__Entries shown__
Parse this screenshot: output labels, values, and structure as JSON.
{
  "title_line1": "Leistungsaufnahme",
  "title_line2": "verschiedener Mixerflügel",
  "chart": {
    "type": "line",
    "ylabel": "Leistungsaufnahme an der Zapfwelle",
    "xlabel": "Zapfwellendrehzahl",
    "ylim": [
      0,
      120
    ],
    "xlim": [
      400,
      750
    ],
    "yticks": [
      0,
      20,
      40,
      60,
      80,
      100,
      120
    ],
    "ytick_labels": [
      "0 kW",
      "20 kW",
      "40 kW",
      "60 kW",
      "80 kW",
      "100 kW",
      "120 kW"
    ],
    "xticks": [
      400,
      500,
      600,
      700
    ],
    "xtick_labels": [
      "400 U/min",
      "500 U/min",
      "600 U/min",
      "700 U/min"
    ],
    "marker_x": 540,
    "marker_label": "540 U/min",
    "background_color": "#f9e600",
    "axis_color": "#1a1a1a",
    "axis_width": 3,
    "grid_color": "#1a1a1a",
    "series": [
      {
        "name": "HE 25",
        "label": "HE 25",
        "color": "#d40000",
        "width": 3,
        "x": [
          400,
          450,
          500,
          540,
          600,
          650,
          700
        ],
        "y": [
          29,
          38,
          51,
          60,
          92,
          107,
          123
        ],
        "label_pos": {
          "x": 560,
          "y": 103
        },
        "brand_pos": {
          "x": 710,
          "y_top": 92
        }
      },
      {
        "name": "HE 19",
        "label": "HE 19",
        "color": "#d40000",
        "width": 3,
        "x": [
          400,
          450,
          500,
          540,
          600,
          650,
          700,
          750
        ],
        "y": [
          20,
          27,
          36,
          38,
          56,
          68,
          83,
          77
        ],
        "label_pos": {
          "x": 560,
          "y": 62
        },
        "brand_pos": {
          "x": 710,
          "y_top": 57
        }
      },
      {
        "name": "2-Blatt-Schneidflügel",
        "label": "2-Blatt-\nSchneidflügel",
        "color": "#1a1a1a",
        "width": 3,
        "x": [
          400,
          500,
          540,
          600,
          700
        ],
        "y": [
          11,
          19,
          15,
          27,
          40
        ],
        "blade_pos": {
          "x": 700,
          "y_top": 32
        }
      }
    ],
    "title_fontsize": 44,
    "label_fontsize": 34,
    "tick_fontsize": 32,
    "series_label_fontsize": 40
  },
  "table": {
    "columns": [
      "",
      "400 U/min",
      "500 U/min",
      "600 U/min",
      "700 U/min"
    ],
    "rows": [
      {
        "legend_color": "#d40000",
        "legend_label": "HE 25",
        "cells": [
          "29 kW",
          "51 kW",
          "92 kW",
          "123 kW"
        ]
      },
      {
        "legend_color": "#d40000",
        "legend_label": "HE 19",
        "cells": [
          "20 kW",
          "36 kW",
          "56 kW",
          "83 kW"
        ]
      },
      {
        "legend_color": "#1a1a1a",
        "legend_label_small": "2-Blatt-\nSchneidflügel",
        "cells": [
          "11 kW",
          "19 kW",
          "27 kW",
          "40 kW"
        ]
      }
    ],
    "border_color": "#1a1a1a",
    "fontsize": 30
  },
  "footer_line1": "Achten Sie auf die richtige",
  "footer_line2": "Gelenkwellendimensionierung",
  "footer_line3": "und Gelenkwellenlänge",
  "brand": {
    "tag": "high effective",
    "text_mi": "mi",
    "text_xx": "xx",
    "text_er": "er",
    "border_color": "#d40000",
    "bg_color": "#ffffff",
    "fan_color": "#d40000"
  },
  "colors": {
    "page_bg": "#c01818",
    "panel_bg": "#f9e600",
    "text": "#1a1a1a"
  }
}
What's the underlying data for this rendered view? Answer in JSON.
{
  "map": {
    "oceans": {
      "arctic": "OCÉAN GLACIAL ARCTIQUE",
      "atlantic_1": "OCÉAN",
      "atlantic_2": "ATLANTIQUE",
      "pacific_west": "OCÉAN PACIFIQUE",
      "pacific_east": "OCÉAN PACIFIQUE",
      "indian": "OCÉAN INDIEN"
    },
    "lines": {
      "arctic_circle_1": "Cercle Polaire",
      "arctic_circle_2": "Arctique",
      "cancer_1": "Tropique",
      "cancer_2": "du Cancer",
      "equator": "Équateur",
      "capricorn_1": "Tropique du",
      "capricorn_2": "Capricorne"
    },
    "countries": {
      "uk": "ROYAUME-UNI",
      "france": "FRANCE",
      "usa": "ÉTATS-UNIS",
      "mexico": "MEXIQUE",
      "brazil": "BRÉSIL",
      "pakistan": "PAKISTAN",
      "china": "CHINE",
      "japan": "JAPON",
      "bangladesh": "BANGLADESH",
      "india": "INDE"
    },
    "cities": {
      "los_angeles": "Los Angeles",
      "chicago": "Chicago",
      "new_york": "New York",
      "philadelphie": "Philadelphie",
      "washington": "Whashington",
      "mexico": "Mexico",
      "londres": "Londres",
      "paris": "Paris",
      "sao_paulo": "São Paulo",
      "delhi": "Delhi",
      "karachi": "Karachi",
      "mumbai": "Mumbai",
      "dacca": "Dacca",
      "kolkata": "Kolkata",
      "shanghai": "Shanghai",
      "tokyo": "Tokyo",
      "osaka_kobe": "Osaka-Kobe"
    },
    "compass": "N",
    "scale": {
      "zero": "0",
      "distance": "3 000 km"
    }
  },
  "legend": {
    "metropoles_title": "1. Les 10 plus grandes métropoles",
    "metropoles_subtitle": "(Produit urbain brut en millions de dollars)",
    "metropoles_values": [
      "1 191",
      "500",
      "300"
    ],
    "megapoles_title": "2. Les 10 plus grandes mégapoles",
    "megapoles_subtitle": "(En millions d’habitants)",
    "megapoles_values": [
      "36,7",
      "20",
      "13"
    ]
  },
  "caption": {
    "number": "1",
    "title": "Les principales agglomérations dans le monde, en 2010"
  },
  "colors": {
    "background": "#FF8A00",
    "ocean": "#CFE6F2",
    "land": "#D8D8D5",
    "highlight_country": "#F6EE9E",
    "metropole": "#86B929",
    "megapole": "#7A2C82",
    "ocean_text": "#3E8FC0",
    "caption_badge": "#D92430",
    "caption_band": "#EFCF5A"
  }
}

__Exercise prompt__
Write out the full set of records exactly as given.

__Task result__
Parse this screenshot: output labels, values, and structure as JSON.
{
  "title_line1": "Leistungsaufnahme",
  "title_line2": "verschiedener Mixerflügel",
  "chart": {
    "type": "line",
    "ylabel": "Leistungsaufnahme an der Zapfwelle",
    "xlabel": "Zapfwellendrehzahl",
    "ylim": [
      0,
      120
    ],
    "xlim": [
      400,
      750
    ],
    "yticks": [
      0,
      20,
      40,
      60,
      80,
      100,
      120
    ],
    "ytick_labels": [
      "0 kW",
      "20 kW",
      "40 kW",
      "60 kW",
      "80 kW",
      "100 kW",
      "120 kW"
    ],
    "xticks": [
      400,
      500,
      600,
      700
    ],
    "xtick_labels": [
      "400 U/min",
      "500 U/min",
      "600 U/min",
      "700 U/min"
    ],
    "marker_x": 540,
    "marker_label": "540 U/min",
    "background_color": "#f9e600",
    "axis_color": "#1a1a1a",
    "axis_width": 3,
    "grid_color": "#1a1a1a",
    "series": [
      {
        "name": "HE 25",
        "label": "HE 25",
        "color": "#d40000",
        "width": 3,
        "x": [
          400,
          450,
          500,
          540,
          600,
          650,
          700
        ],
        "y": [
          29,
          38,
          51,
          60,
          92,
          107,
          123
        ],
        "label_pos": {
          "x": 560,
          "y": 103
        },
        "brand_pos": {
          "x": 710,
          "y_top": 92
        }
      },
      {
        "name": "HE 19",
        "label": "HE 19",
        "color": "#d40000",
        "width": 3,
        "x": [
          400,
          450,
          500,
          540,
          600,
          650,
          700,
          750
        ],
        "y": [
          20,
          27,
          36,
          38,
          56,
          68,
          83,
          77
        ],
        "label_pos": {
          "x": 560,
          "y": 62
        },
        "brand_pos": {
          "x": 710,
          "y_top": 57
        }
      },
      {
        "name": "2-Blatt-Schneidflügel",
        "label": "2-Blatt-\nSchneidflügel",
        "color": "#1a1a1a",
        "width": 3,
        "x": [
          400,
          500,
          540,
          600,
          700
        ],
        "y": [
          11,
          19,
          15,
          27,
          40
        ],
        "blade_pos": {
          "x": 700,
          "y_top": 32
        }
      }
    ],
    "title_fontsize": 44,
    "label_fontsize": 34,
    "tick_fontsize": 32,
    "series_label_fontsize": 40
  },
  "table": {
    "columns": [
      "",
      "400 U/min",
      "500 U/min",
      "600 U/min",
      "700 U/min"
    ],
    "rows": [
      {
        "legend_color": "#d40000",
        "legend_label": "HE 25",
        "cells": [
          "29 kW",
          "51 kW",
          "92 kW",
          "123 kW"
        ]
      },
      {
        "legend_color": "#d40000",
        "legend_label": "HE 19",
        "cells": [
          "20 kW",
          "36 kW",
          "56 kW",
          "83 kW"
        ]
      },
      {
        "legend_color": "#1a1a1a",
        "legend_label_small": "2-Blatt-\nSchneidflügel",
        "cells": [
          "11 kW",
          "19 kW",
          "27 kW",
          "40 kW"
        ]
      }
    ],
    "border_color": "#1a1a1a",
    "fontsize": 30
  },
  "footer_line1": "Achten Sie auf die richtige",
  "footer_line2": "Gelenkwellendimensionierung",
  "footer_line3": "und Gelenkwellenlänge",
  "brand": {
    "tag": "high effective",
    "text_mi": "mi",
    "text_xx": "xx",
    "text_er": "er",
    "border_color": "#d40000",
    "bg_color": "#ffffff",
    "fan_color": "#d40000"
  },
  "colors": {
    "page_bg": "#c01818",
    "panel_bg": "#f9e600",
    "text": "#1a1a1a"
  }
}
What's the underlying data for this rendered view? Answer in JSON.
{
  "map": {
    "oceans": {
      "arctic": "OCÉAN GLACIAL ARCTIQUE",
      "atlantic_1": "OCÉAN",
      "atlantic_2": "ATLANTIQUE",
      "pacific_west": "OCÉAN PACIFIQUE",
      "pacific_east": "OCÉAN PACIFIQUE",
      "indian": "OCÉAN INDIEN"
    },
    "lines": {
      "arctic_circle_1": "Cercle Polaire",
      "arctic_circle_2": "Arctique",
      "cancer_1": "Tropique",
      "cancer_2": "du Cancer",
      "equator": "Équateur",
      "capricorn_1": "Tropique du",
      "capricorn_2": "Capricorne"
    },
    "countries": {
      "uk": "ROYAUME-UNI",
      "france": "FRANCE",
      "usa": "ÉTATS-UNIS",
      "mexico": "MEXIQUE",
      "brazil": "BRÉSIL",
      "pakistan": "PAKISTAN",
      "china": "CHINE",
      "japan": "JAPON",
      "bangladesh": "BANGLADESH",
      "india": "INDE"
    },
    "cities": {
      "los_angeles": "Los Angeles",
      "chicago": "Chicago",
      "new_york": "New York",
      "philadelphie": "Philadelphie",
      "washington": "Whashington",
      "mexico": "Mexico",
      "londres": "Londres",
      "paris": "Paris",
      "sao_paulo": "São Paulo",
      "delhi": "Delhi",
      "karachi": "Karachi",
      "mumbai": "Mumbai",
      "dacca": "Dacca",
      "kolkata": "Kolkata",
      "shanghai": "Shanghai",
      "tokyo": "Tokyo",
      "osaka_kobe": "Osaka-Kobe"
    },
    "compass": "N",
    "scale": {
      "zero": "0",
      "distance": "3 000 km"
    }
  },
  "legend": {
    "metropoles_title": "1. Les 10 plus grandes métropoles",
    "metropoles_subtitle": "(Produit urbain brut en millions de dollars)",
    "metropoles_values": [
      "1 191",
      "500",
      "300"
    ],
    "megapoles_title": "2. Les 10 plus grandes mégapoles",
    "megapoles_subtitle": "(En millions d’habitants)",
    "megapoles_values": [
      "36,7",
      "20",
      "13"
    ]
  },
  "caption": {
    "number": "1",
    "title": "Les principales agglomérations dans le monde, en 2010"
  },
  "colors": {
    "background": "#FF8A00",
    "ocean": "#CFE6F2",
    "land": "#D8D8D5",
    "highlight_country": "#F6EE9E",
    "metropole": "#86B929",
    "megapole": "#7A2C82",
    "ocean_text": "#3E8FC0",
    "caption_badge": "#D92430",
    "caption_band": "#EFCF5A"
  }
}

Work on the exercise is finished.